• [WHAT TO DO] Locate each line holding the string "heading" and copy it.

• [RECORDS PROVIDED]
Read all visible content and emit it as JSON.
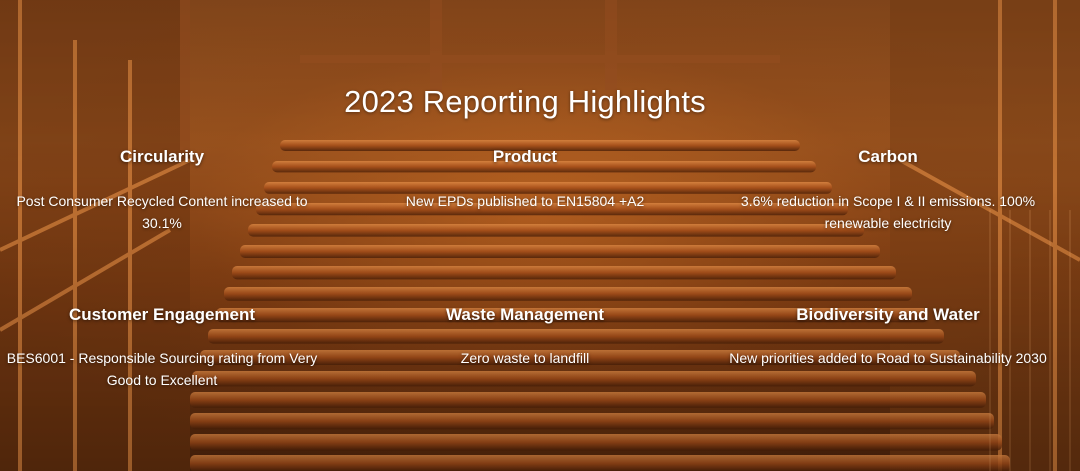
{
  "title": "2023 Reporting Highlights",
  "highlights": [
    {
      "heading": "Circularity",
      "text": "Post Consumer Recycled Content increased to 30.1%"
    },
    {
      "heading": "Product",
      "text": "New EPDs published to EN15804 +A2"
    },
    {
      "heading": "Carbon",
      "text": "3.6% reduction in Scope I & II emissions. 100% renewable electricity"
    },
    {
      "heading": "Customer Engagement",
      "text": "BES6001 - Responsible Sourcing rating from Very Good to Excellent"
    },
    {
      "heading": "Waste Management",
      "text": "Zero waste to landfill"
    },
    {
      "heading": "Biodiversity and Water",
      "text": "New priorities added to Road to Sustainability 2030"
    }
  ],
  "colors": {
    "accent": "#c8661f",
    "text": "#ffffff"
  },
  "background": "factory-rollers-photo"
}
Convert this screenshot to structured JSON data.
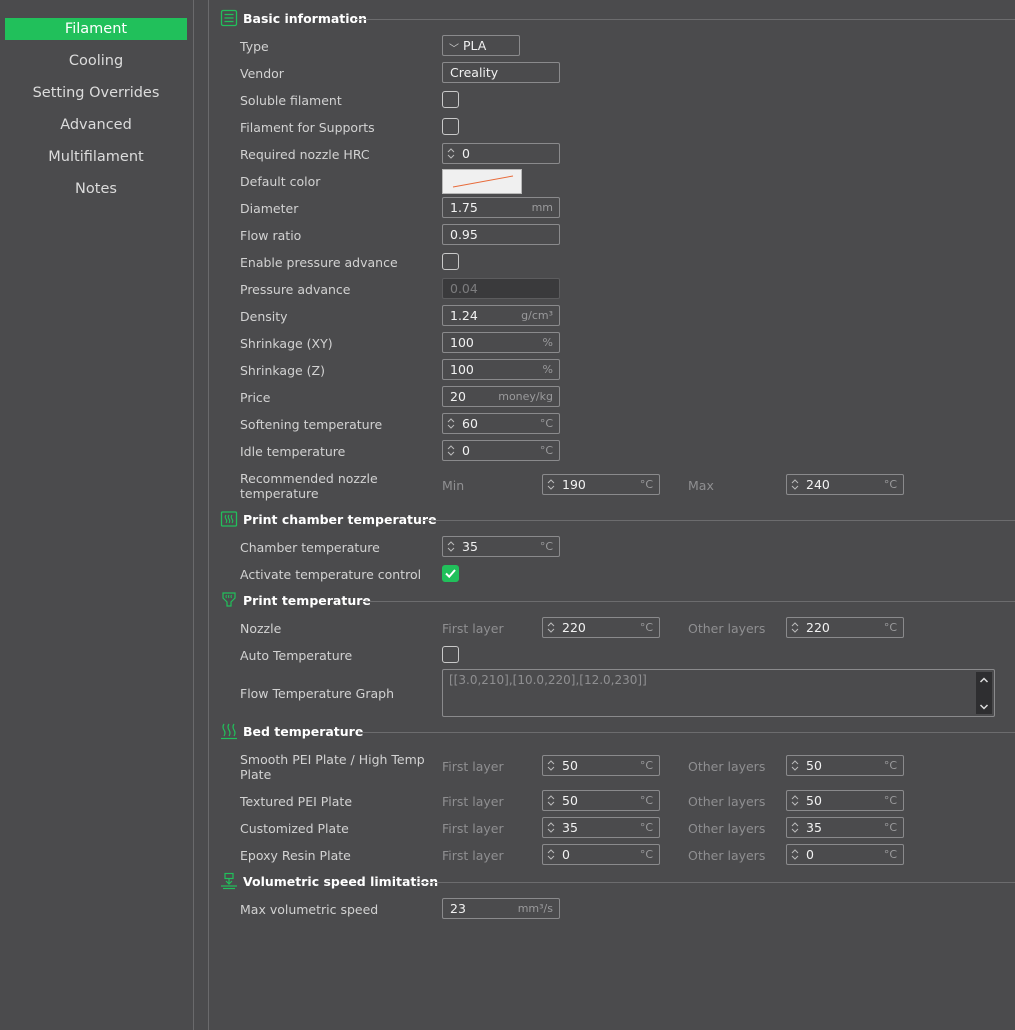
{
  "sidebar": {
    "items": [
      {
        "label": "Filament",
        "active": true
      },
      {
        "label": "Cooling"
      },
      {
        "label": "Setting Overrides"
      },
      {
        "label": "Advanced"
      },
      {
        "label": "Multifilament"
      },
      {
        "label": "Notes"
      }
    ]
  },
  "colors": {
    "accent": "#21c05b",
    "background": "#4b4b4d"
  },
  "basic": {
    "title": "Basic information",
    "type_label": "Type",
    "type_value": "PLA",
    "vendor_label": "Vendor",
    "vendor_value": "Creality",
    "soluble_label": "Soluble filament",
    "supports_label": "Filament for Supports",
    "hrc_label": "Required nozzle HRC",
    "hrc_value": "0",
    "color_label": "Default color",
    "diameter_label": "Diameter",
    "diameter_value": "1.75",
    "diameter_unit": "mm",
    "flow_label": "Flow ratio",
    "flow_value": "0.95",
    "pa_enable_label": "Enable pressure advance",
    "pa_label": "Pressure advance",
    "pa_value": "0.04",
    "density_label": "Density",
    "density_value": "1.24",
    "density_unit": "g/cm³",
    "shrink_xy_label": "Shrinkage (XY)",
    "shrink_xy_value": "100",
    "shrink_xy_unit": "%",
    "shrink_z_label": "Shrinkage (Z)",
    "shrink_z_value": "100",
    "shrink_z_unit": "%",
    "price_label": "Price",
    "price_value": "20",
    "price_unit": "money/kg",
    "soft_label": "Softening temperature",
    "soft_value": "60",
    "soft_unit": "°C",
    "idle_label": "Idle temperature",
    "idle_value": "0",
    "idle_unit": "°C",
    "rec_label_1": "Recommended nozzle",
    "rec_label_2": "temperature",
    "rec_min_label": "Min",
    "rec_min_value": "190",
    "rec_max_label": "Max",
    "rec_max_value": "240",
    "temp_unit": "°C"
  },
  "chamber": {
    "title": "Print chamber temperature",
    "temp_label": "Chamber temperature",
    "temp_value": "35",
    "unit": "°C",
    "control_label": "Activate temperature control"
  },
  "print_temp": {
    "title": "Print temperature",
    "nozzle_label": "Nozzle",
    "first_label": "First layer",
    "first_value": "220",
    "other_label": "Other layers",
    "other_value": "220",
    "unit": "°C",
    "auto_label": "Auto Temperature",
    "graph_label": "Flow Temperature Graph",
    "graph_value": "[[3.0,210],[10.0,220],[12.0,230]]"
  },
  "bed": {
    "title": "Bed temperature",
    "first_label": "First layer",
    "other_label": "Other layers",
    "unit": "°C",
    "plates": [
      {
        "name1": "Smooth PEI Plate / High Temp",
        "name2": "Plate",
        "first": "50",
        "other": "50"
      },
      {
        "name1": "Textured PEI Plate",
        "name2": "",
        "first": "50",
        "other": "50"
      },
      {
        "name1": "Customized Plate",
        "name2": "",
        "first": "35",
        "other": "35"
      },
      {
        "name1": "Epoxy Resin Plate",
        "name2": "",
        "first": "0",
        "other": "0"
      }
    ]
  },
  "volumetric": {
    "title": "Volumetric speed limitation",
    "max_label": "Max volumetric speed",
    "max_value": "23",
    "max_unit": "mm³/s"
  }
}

• [TASK SOLUTION]
      "heading": "Circularity",
      "heading": "Product",
      "heading": "Carbon",
      "heading": "Customer Engagement",
      "heading": "Waste Management",
      "heading": "Biodiversity and Water",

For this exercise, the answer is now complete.